Task description:
In the court judgment below, on what date did the appellant note his appeal against the magistrate's judgment?

Text segment:
CIV ‘A’ 176/14
Ref Case No. M29/14
HIGH COURT OF ZIMBABWE
CHITAKUNYE & NDEWERE JJ
HARARE, 14, 21 May 2015 & 28 January 2016
C K Tandi, for the appellant
Respondent in person
NDEWERE J: On 10 February, 2014, the appellant was ordered to pay maintenance to the respondent, his customary law wife in the sum of $250.00 per month from end of February, 2014. He was also ordered to pay $120 per month for each of his three minor children in the sum of $120.00 per child per month, from end of February, 2014. The total amount payable for the children was $360.00 per month. The respondent was further ordered to pay school and crèche fees for Yvette and Vernon James respectively at the beginning of each school term or crèche month as may apply. The order in respect of the children was to remain till the children turned 18 years or became self-supporting.
The appellant applied for the maintenance in respect of his wife to be discharged and that of his minor children to be varied downwards. On 20 March, 2014, the Magistrate’s Court discharged the maintenance order in relation to the respondent after being satisfied that the appellant had since divorced his wife by giving her a divorce token. The maintenance order in respect of the children was not varied.
On 23 April, 2014, the appellant noted an appeal against the magistrates’ judgement of 20 March, 2014.
The grounds of appeal were given as follows:
“1. The learned magistrate erred grossly and misdirected herself in making a finding of fact that the illegal tuckshop business was still operating in circumstances where:
- Such finding was based solely on respondent’s unsupported and uncorroborated allegation that the tuckshop was still operating; and
- Such finding was made despite appellant’s clear evidence to the contrary which evidence was corroborated and supported by the Local Authority.
2. The learned Magistrate erred in law by taking into account alleged earnings from an illegal activity in order to sustain the maintenance order, more so in circumstances where there was ample evidence to show that the illegal activity had, in any event, been discontinued.

Data lines:
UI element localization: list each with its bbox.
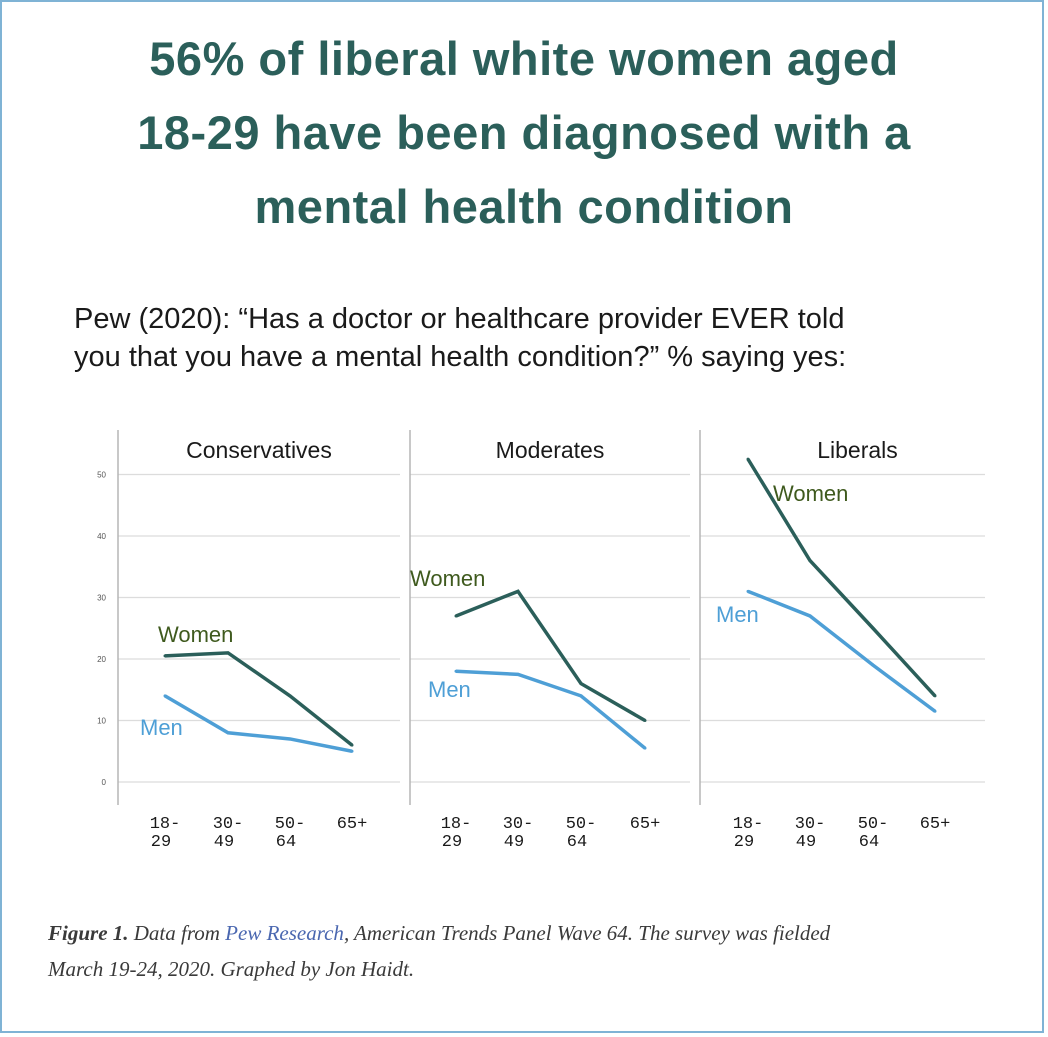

Completed exercise:
23 April, 2014